● Provided text

= = = = =

In that Empire, the Art of Cartography attained such Perfection that the map of a single Province occupied the entirety of a City, and the map of the Empire, the entirety of a Province. In time, those Unconscionable Maps no longer satisfied, and the Cartographers Guilds struck a Map of the Empire whose size was that of the Empire, and which coincided point for point with it. The following Generations, who were not so fond of the Study of Cartography as their Forebears had been, saw that that vast Map was Useless, and not without some Pitilessness was it, that they delivered it up to the Inclemencies of Sun and Winters. In the Deserts of the West, still today, there are Tattered Ruins of that Map, inhabited by Animals and Beggars; in all the Land there is no other Relic of the Disciplines of Geography.

Suarez Miranda, Viajes de varones prudentes, Libro IV, Cap. XLV, Lerida, 1658
 

From Jorge Luis Borges, Collected Fictions, Translated by Andrew Hurley Copyright Penguin 1999.[2]

 

The Empire Borges speaks about is far from us in time. Meänmaa is also far from us, but quite in a different way and from several other points of view: in space, in culture, as well as in being border-bound.

From another point of view – as a revealed minority, with their claim for self legitimacy – we can also feel them quite close. As a matter of fact – even if not always explicitly – our own message bears the same wish.

But there are even tighter, more palpable connections between Borges’ story and the plot of Bengt Pohjanen’s novel. First, there is the huge arrogance that makes them believe someone is able to create a perfectly similar copy of a certain world. This arrogance includes an intention for colonisation, an experiment for a misunderstood homogenisation. Could anyone prepare an exact copy of a habitat or a society? As an answer to this question, the Meänkieli culture is sad and optimistic at the same time. Meänkieli has had the status of an independent, minority language since 2000, and Meänkieli literacy and literary language have been developing; the Meänraatio (radio programme in Meänkieli) has also been working. On the other hand, objective though sad reports say that a person living on the Swedish bank of the Tornio River still does not feel convinced that it is their benefit to live their own Meänkieli culture through their own Meänkieli language in their own area: Meänmaa. After all, this is a situation well known to us, Hungarians in Romania, as well.

= = = = =

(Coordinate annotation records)
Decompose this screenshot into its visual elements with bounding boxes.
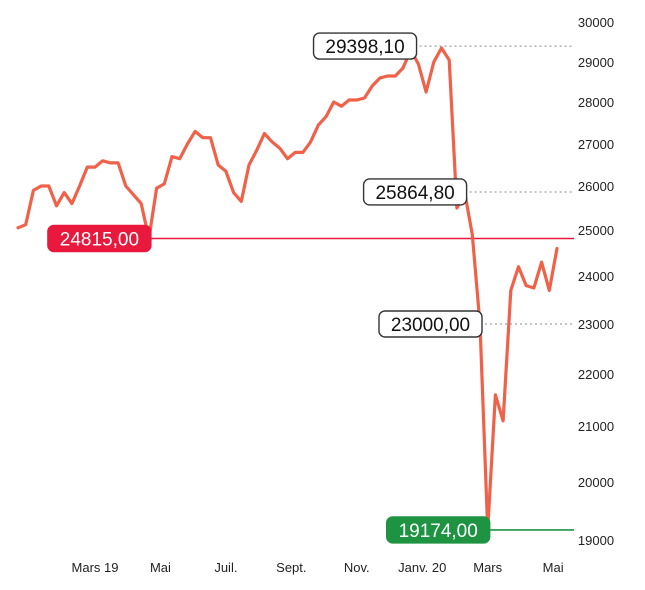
x-tick-label: Janv. 20 <box>398 560 446 575</box>
y-tick-label: 30000 <box>578 15 614 30</box>
value-callout-box <box>386 516 491 544</box>
value-callout-box <box>362 178 468 206</box>
y-tick-label: 20000 <box>578 475 614 490</box>
x-tick-label: Juil. <box>214 560 237 575</box>
y-tick-label: 25000 <box>578 223 614 238</box>
value-callout-label: 24815,00 <box>60 230 139 251</box>
y-tick-label: 24000 <box>578 269 614 284</box>
value-callout-box <box>47 224 152 253</box>
x-tick-label: Mars 19 <box>72 560 119 575</box>
x-tick-label: Nov. <box>344 560 370 575</box>
y-tick-label: 19000 <box>578 533 614 548</box>
value-callout-label: 19174,00 <box>399 521 478 542</box>
y-tick-label: 21000 <box>578 419 614 434</box>
value-callout-label: 29398,10 <box>325 37 404 58</box>
y-tick-label: 27000 <box>578 137 614 152</box>
y-tick-label: 28000 <box>578 95 614 110</box>
value-callout-box <box>378 310 483 338</box>
value-callout-label: 25864,80 <box>375 183 454 204</box>
x-tick-label: Mars <box>473 560 502 575</box>
y-tick-label: 26000 <box>578 179 614 194</box>
y-tick-label: 23000 <box>578 317 614 332</box>
x-tick-label: Mai <box>150 560 171 575</box>
series-line <box>16 46 559 532</box>
x-tick-label: Mai <box>543 560 564 575</box>
y-tick-label: 29000 <box>578 55 614 70</box>
value-callout-box <box>312 32 418 60</box>
y-tick-label: 22000 <box>578 367 614 382</box>
value-callout-label: 23000,00 <box>391 315 470 336</box>
x-tick-label: Sept. <box>276 560 306 575</box>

= = = = =

● Parts of the exercise
1: Rewrite the piece on Borges and Meänmaa from "Suarez Miranda, Viajes" up to and including "in being border-bound.", swapping "Meänmaa" for "the border region".
2: Sum up the piece on Borges and Meänmaa in two sentences.
3: Write what comes next in the essay on Borges and Meänmaa, picking up after its final sentence.

● Results for the exercise
1:
Suarez Miranda, Viajes de varones prudentes, Libro IV, Cap. XLV, Lerida, 1658
 

From Jorge Luis Borges, Collected Fictions, Translated by Andrew Hurley Copyright Penguin 1999.[2]

 

The Empire Borges speaks about is far from us in time. the border region is also far from us, but quite in a different way and from several other points of view: in space, in culture, as well as in being border-bound.

2: The text opens with a Borges story about an empire whose cartographers made a map as large as the empire itself, which later generations found useless and left to fall apart. It then links that story to Meänmaa and Bengt Pohjanen's novel through the arrogance of trying to make an exact copy of a world, and notes that although Meänkieli has been an independent minority language since 2000, people on the Swedish bank of the Tornio River are still not convinced it benefits them to live their own culture through it.

3:
The second similarity somehow grows out of the first one. In a world where people/the Cartographer’s Chamber/ the politicians believe that they managed to create the perfect copy of a certain habitat, a certain society – in other words: where the leadership consider it desirable and possible to repeat itself, they consider this newly created world their own, so they think they can do with it – they have the right to –whatever they want. They think they have a right to banish them in the Northern Wilderness or order them to speak Swedish and behave like the Swedish. Either of these or both, whatever they wish. These Cartographers, Leaders or politicians don’t understand the first imperative of a leader’s status. Namely: that nobody has full powers over those who belong to us, not even over those that create our own tissues. One of the most challenging tasks of a leadership should be to give up this thought about their omnipotent powers and assure sovereignty to those who belong to them (because of an arbitrary drawn frontier, for instance) still who are different from them.

The Cartographers in this story of Borges finally gave up the science of cartography. The perfect copy of their space had not been perfect after all. Two things might have happened: they realised that it is impossible to create a perfect copy; or they got bored to death by their own doubled selves.

What remains after all this? An uncharted territory – like a labyrinth – as well as fear of the dangers of this uncharted territory. If this fear cannot be eased, it only will create a perpetually foreign Empire, sentenced to atrophy.

 

Now, let’s have a few words about the way Pohjanen creates this virtual space, Meänmaa, or – more precisely – the story of Kassa, the story of living on the frontier, alternating the grammatical tense of his childhood and the narrative present.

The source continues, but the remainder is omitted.